GIVEN RECORDS
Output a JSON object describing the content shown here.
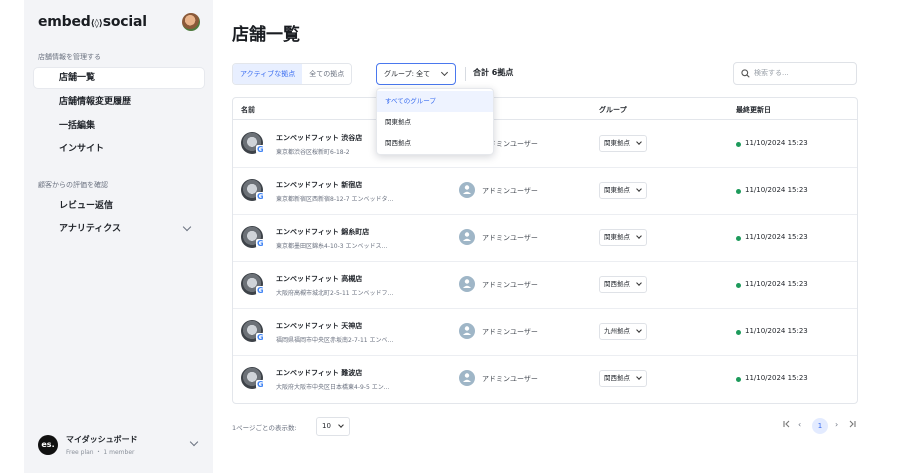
{
  "sidebar": {
    "logo": "embed",
    "logo_mark": "⟨◊⟩",
    "logo_suffix": "social",
    "section1": "店舗情報を管理する",
    "items1": [
      {
        "label": "店舗一覧"
      },
      {
        "label": "店舗情報変更履歴"
      },
      {
        "label": "一括編集"
      },
      {
        "label": "インサイト"
      }
    ],
    "section2": "顧客からの評価を確認",
    "items2": [
      {
        "label": "レビュー返信"
      },
      {
        "label": "アナリティクス"
      }
    ],
    "account": {
      "logo": "es.",
      "name": "マイダッシュボード",
      "plan": "Free plan ・ 1 member"
    }
  },
  "main": {
    "title": "店舗一覧",
    "tabs": [
      {
        "label": "アクティブな拠点"
      },
      {
        "label": "全ての拠点"
      }
    ],
    "group_select": "グループ: 全て",
    "total": "合計 6拠点",
    "search_placeholder": "検索する...",
    "columns": {
      "name": "名前",
      "group": "グループ",
      "updated": "最終更新日"
    },
    "dropdown": [
      "すべてのグループ",
      "関東拠点",
      "関西拠点"
    ],
    "rows": [
      {
        "name": "エンベッドフィット 渋谷店",
        "address": "東京都渋谷区桜新町6-18-2",
        "user": "アドミンユーザー",
        "group": "関東拠点",
        "updated": "11/10/2024 15:23"
      },
      {
        "name": "エンベッドフィット 新宿店",
        "address": "東京都新宿区西新宿8-12-7 エンベッドタ...",
        "user": "アドミンユーザー",
        "group": "関東拠点",
        "updated": "11/10/2024 15:23"
      },
      {
        "name": "エンベッドフィット 錦糸町店",
        "address": "東京都墨田区錦糸4-10-3 エンベッドス...",
        "user": "アドミンユーザー",
        "group": "関東拠点",
        "updated": "11/10/2024 15:23"
      },
      {
        "name": "エンベッドフィット 高槻店",
        "address": "大阪府高槻市城北町2-5-11 エンベッドフ...",
        "user": "アドミンユーザー",
        "group": "関西拠点",
        "updated": "11/10/2024 15:23"
      },
      {
        "name": "エンベッドフィット 天神店",
        "address": "福岡県福岡市中央区赤坂南2-7-11 エンベ...",
        "user": "アドミンユーザー",
        "group": "九州拠点",
        "updated": "11/10/2024 15:23"
      },
      {
        "name": "エンベッドフィット 難波店",
        "address": "大阪府大阪市中央区日本橋東4-9-5 エン...",
        "user": "アドミンユーザー",
        "group": "関西拠点",
        "updated": "11/10/2024 15:23"
      }
    ],
    "per_page_label": "1ページごとの表示数:",
    "per_page": "10",
    "pager": {
      "first": "ⅠＫ",
      "prev": "‹",
      "current": "1",
      "next": "›",
      "last": "›Ⅰ"
    }
  },
  "colors": {
    "accent": "#3a6df0",
    "status": "#1d9a5b",
    "sidebar_bg": "#f3f4f7"
  }
}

PROBLEM DESCRIPTION
Write out all the entries word for word, but skip any images.

EXERCISE ANSWER
Output a JSON object describing the content shown here.
{
  "sidebar": {
    "logo": "embed",
    "logo_mark": "⟨◊⟩",
    "logo_suffix": "social",
    "section1": "店舗情報を管理する",
    "items1": [
      {
        "label": "店舗一覧"
      },
      {
        "label": "店舗情報変更履歴"
      },
      {
        "label": "一括編集"
      },
      {
        "label": "インサイト"
      }
    ],
    "section2": "顧客からの評価を確認",
    "items2": [
      {
        "label": "レビュー返信"
      },
      {
        "label": "アナリティクス"
      }
    ],
    "account": {
      "logo": "es.",
      "name": "マイダッシュボード",
      "plan": "Free plan ・ 1 member"
    }
  },
  "main": {
    "title": "店舗一覧",
    "tabs": [
      {
        "label": "アクティブな拠点"
      },
      {
        "label": "全ての拠点"
      }
    ],
    "group_select": "グループ: 全て",
    "total": "合計 6拠点",
    "search_placeholder": "検索する...",
    "columns": {
      "name": "名前",
      "group": "グループ",
      "updated": "最終更新日"
    },
    "dropdown": [
      "すべてのグループ",
      "関東拠点",
      "関西拠点"
    ],
    "rows": [
      {
        "name": "エンベッドフィット 渋谷店",
        "address": "東京都渋谷区桜新町6-18-2",
        "user": "アドミンユーザー",
        "group": "関東拠点",
        "updated": "11/10/2024 15:23"
      },
      {
        "name": "エンベッドフィット 新宿店",
        "address": "東京都新宿区西新宿8-12-7 エンベッドタ...",
        "user": "アドミンユーザー",
        "group": "関東拠点",
        "updated": "11/10/2024 15:23"
      },
      {
        "name": "エンベッドフィット 錦糸町店",
        "address": "東京都墨田区錦糸4-10-3 エンベッドス...",
        "user": "アドミンユーザー",
        "group": "関東拠点",
        "updated": "11/10/2024 15:23"
      },
      {
        "name": "エンベッドフィット 高槻店",
        "address": "大阪府高槻市城北町2-5-11 エンベッドフ...",
        "user": "アドミンユーザー",
        "group": "関西拠点",
        "updated": "11/10/2024 15:23"
      },
      {
        "name": "エンベッドフィット 天神店",
        "address": "福岡県福岡市中央区赤坂南2-7-11 エンベ...",
        "user": "アドミンユーザー",
        "group": "九州拠点",
        "updated": "11/10/2024 15:23"
      },
      {
        "name": "エンベッドフィット 難波店",
        "address": "大阪府大阪市中央区日本橋東4-9-5 エン...",
        "user": "アドミンユーザー",
        "group": "関西拠点",
        "updated": "11/10/2024 15:23"
      }
    ],
    "per_page_label": "1ページごとの表示数:",
    "per_page": "10",
    "pager": {
      "first": "ⅠＫ",
      "prev": "‹",
      "current": "1",
      "next": "›",
      "last": "›Ⅰ"
    }
  },
  "colors": {
    "accent": "#3a6df0",
    "status": "#1d9a5b",
    "sidebar_bg": "#f3f4f7"
  }
}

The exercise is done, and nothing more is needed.